Request: Output the entries verbatim, including every line.

Items:
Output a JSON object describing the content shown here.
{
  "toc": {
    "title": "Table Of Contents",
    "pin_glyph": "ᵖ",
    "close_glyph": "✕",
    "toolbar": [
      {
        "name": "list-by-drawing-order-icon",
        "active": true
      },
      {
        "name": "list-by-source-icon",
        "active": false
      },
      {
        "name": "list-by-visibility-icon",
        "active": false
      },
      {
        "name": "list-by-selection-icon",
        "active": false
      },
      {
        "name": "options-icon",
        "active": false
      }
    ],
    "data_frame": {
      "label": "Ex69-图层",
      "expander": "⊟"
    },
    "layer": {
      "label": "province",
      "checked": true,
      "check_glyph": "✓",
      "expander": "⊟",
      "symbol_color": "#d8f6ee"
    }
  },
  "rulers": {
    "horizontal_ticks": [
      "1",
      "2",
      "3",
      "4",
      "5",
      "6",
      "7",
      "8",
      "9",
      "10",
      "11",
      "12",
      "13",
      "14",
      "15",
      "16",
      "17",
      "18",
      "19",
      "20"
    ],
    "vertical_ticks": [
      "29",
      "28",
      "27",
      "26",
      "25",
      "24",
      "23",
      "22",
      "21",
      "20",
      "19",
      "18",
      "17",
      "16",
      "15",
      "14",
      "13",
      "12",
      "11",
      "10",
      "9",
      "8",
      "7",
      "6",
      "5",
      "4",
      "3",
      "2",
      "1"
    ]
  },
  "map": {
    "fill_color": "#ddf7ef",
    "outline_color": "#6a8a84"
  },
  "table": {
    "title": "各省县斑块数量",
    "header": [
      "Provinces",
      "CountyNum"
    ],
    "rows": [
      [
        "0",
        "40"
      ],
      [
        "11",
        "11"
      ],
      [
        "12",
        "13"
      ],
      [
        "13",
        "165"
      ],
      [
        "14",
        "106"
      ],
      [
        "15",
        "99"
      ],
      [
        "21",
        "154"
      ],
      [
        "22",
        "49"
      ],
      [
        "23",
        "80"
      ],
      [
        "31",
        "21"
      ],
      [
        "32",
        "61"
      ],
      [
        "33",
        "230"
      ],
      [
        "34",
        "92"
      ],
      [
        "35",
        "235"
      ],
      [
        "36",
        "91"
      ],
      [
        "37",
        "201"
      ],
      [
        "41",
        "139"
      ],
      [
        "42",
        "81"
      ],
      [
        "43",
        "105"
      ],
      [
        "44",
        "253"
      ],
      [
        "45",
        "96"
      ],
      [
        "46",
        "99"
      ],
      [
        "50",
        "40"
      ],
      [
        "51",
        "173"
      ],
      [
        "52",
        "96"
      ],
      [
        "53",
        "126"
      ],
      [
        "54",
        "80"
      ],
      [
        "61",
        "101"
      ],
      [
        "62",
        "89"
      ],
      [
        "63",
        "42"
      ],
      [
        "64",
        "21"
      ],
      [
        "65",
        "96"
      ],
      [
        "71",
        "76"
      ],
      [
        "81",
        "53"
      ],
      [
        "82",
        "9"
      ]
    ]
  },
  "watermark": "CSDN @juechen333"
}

Completed exercise:
Output a JSON object describing the content shown here.
{
  "toc": {
    "title": "Table Of Contents",
    "pin_glyph": "ᵖ",
    "close_glyph": "✕",
    "toolbar": [
      {
        "name": "list-by-drawing-order-icon",
        "active": true
      },
      {
        "name": "list-by-source-icon",
        "active": false
      },
      {
        "name": "list-by-visibility-icon",
        "active": false
      },
      {
        "name": "list-by-selection-icon",
        "active": false
      },
      {
        "name": "options-icon",
        "active": false
      }
    ],
    "data_frame": {
      "label": "Ex69-图层",
      "expander": "⊟"
    },
    "layer": {
      "label": "province",
      "checked": true,
      "check_glyph": "✓",
      "expander": "⊟",
      "symbol_color": "#d8f6ee"
    }
  },
  "rulers": {
    "horizontal_ticks": [
      "1",
      "2",
      "3",
      "4",
      "5",
      "6",
      "7",
      "8",
      "9",
      "10",
      "11",
      "12",
      "13",
      "14",
      "15",
      "16",
      "17",
      "18",
      "19",
      "20"
    ],
    "vertical_ticks": [
      "29",
      "28",
      "27",
      "26",
      "25",
      "24",
      "23",
      "22",
      "21",
      "20",
      "19",
      "18",
      "17",
      "16",
      "15",
      "14",
      "13",
      "12",
      "11",
      "10",
      "9",
      "8",
      "7",
      "6",
      "5",
      "4",
      "3",
      "2",
      "1"
    ]
  },
  "map": {
    "fill_color": "#ddf7ef",
    "outline_color": "#6a8a84"
  },
  "table": {
    "title": "各省县斑块数量",
    "header": [
      "Provinces",
      "CountyNum"
    ],
    "rows": [
      [
        "0",
        "40"
      ],
      [
        "11",
        "11"
      ],
      [
        "12",
        "13"
      ],
      [
        "13",
        "165"
      ],
      [
        "14",
        "106"
      ],
      [
        "15",
        "99"
      ],
      [
        "21",
        "154"
      ],
      [
        "22",
        "49"
      ],
      [
        "23",
        "80"
      ],
      [
        "31",
        "21"
      ],
      [
        "32",
        "61"
      ],
      [
        "33",
        "230"
      ],
      [
        "34",
        "92"
      ],
      [
        "35",
        "235"
      ],
      [
        "36",
        "91"
      ],
      [
        "37",
        "201"
      ],
      [
        "41",
        "139"
      ],
      [
        "42",
        "81"
      ],
      [
        "43",
        "105"
      ],
      [
        "44",
        "253"
      ],
      [
        "45",
        "96"
      ],
      [
        "46",
        "99"
      ],
      [
        "50",
        "40"
      ],
      [
        "51",
        "173"
      ],
      [
        "52",
        "96"
      ],
      [
        "53",
        "126"
      ],
      [
        "54",
        "80"
      ],
      [
        "61",
        "101"
      ],
      [
        "62",
        "89"
      ],
      [
        "63",
        "42"
      ],
      [
        "64",
        "21"
      ],
      [
        "65",
        "96"
      ],
      [
        "71",
        "76"
      ],
      [
        "81",
        "53"
      ],
      [
        "82",
        "9"
      ]
    ]
  },
  "watermark": "CSDN @juechen333"
}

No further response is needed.